- **Document text**
Note that the version in package.json and the versions tracked as git tags should be kept in sync. If someone checks out the git tag v2.1.0 and looks at the version in package.json, they should see 2.1.0.

Changelogs

Now that we have standards that govern versions and the commits that make up those version, how do we organize all of that information in a central, human-readable place? This is where changelogs come in. The concept of a "changelog" is just that - a log of changes made to the code base over time. However, there are standards for creating and formatting changelogs in a standardized way that can take advantage of automation tooling. The standard I suggest we use for this is known as "Keep a Changelog". If you've ever seen a CHANGELOG.md file in popular open source repos, odds are they were using this or a similar standard.

We can set up tooling to automatically update our CHANGELOG.md with information taken from our conventional commits and semver versions.

"Types" of repos

At this point it's worth grouping our repos into a few broad categories and discussing how concepts like Semantic Versioning apply to each in practice. If we look at all of our repos, we can roughly put the vast majority them into three groups representing the type of software that the repo contains:

Frontends - User-facing web applications. This includes both SPAs that are deployed as sets of static files as well as sites that use Server Side Generation and deploy a server application
Backends - Any server-side application. For us, this usually means an API that a frontend calls to get data in the form of JSON
Packages - This is any repo that builds a software package that is meant to be installed as a dependency in other projects. While this repo technically outputs both a package - @nycplanning/streetscape and a Storybook static site, for our purposes, we are mainly concerned with it as a package.

Stored data:
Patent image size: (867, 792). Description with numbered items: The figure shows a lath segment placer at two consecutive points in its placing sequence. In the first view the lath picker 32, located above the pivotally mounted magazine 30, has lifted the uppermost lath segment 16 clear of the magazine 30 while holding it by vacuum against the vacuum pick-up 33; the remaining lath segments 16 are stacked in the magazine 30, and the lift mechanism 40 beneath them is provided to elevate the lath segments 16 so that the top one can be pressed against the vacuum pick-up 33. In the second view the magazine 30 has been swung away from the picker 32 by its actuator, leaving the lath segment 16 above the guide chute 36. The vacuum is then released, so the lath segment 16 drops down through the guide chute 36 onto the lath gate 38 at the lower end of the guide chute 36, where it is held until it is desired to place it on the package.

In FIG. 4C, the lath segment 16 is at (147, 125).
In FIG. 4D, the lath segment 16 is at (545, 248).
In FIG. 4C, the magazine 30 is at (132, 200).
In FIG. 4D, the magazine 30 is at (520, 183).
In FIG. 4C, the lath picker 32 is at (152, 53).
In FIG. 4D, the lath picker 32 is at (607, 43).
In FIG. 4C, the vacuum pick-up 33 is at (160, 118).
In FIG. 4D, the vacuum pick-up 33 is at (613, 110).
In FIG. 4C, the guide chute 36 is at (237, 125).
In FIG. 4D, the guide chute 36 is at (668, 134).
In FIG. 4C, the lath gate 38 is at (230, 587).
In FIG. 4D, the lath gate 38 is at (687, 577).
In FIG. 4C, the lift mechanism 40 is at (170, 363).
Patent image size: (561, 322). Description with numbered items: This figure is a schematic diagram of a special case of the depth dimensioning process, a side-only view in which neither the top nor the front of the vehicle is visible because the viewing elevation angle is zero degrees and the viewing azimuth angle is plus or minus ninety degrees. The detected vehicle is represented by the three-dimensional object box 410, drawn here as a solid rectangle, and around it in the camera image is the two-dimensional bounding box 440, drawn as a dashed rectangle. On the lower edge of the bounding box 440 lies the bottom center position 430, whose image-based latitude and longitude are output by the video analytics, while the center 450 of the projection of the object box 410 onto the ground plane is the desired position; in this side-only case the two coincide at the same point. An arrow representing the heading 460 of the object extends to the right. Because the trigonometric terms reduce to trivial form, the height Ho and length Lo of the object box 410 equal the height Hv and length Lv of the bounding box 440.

- **Work to do**
1. Which standard for formatting changelogs does the versioning text suggest using?
2. Output the records as a JSON list of strings, one per line and without blank lines, starting at the first line of the records and ending after the line that contains "In FIG. 4C, the lift".
The versioning text and the records have nothing to do with each other.

- **The replies**
1. "Keep a Changelog"

2.
[
  "Patent image size: (867, 792). Description with numbered items: The figure shows a lath segment placer at two consecutive points in its placing sequence. In the first view the lath picker 32, located above the pivotally mounted magazine 30, has lifted the uppermost lath segment 16 clear of the magazine 30 while holding it by vacuum against the vacuum pick-up 33; the remaining lath segments 16 are stacked in the magazine 30, and the lift mechanism 40 beneath them is provided to elevate the lath segments 16 so that the top one can be pressed against the vacuum pick-up 33. In the second view the magazine 30 has been swung away from the picker 32 by its actuator, leaving the lath segment 16 above the guide chute 36. The vacuum is then released, so the lath segment 16 drops down through the guide chute 36 onto the lath gate 38 at the lower end of the guide chute 36, where it is held until it is desired to place it on the package.",
  "In FIG. 4C, the lath segment 16 is at (147, 125).",
  "In FIG. 4D, the lath segment 16 is at (545, 248).",
  "In FIG. 4C, the magazine 30 is at (132, 200).",
  "In FIG. 4D, the magazine 30 is at (520, 183).",
  "In FIG. 4C, the lath picker 32 is at (152, 53).",
  "In FIG. 4D, the lath picker 32 is at (607, 43).",
  "In FIG. 4C, the vacuum pick-up 33 is at (160, 118).",
  "In FIG. 4D, the vacuum pick-up 33 is at (613, 110).",
  "In FIG. 4C, the guide chute 36 is at (237, 125).",
  "In FIG. 4D, the guide chute 36 is at (668, 134).",
  "In FIG. 4C, the lath gate 38 is at (230, 587).",
  "In FIG. 4D, the lath gate 38 is at (687, 577).",
  "In FIG. 4C, the lift mechanism 40 is at (170, 363)."
]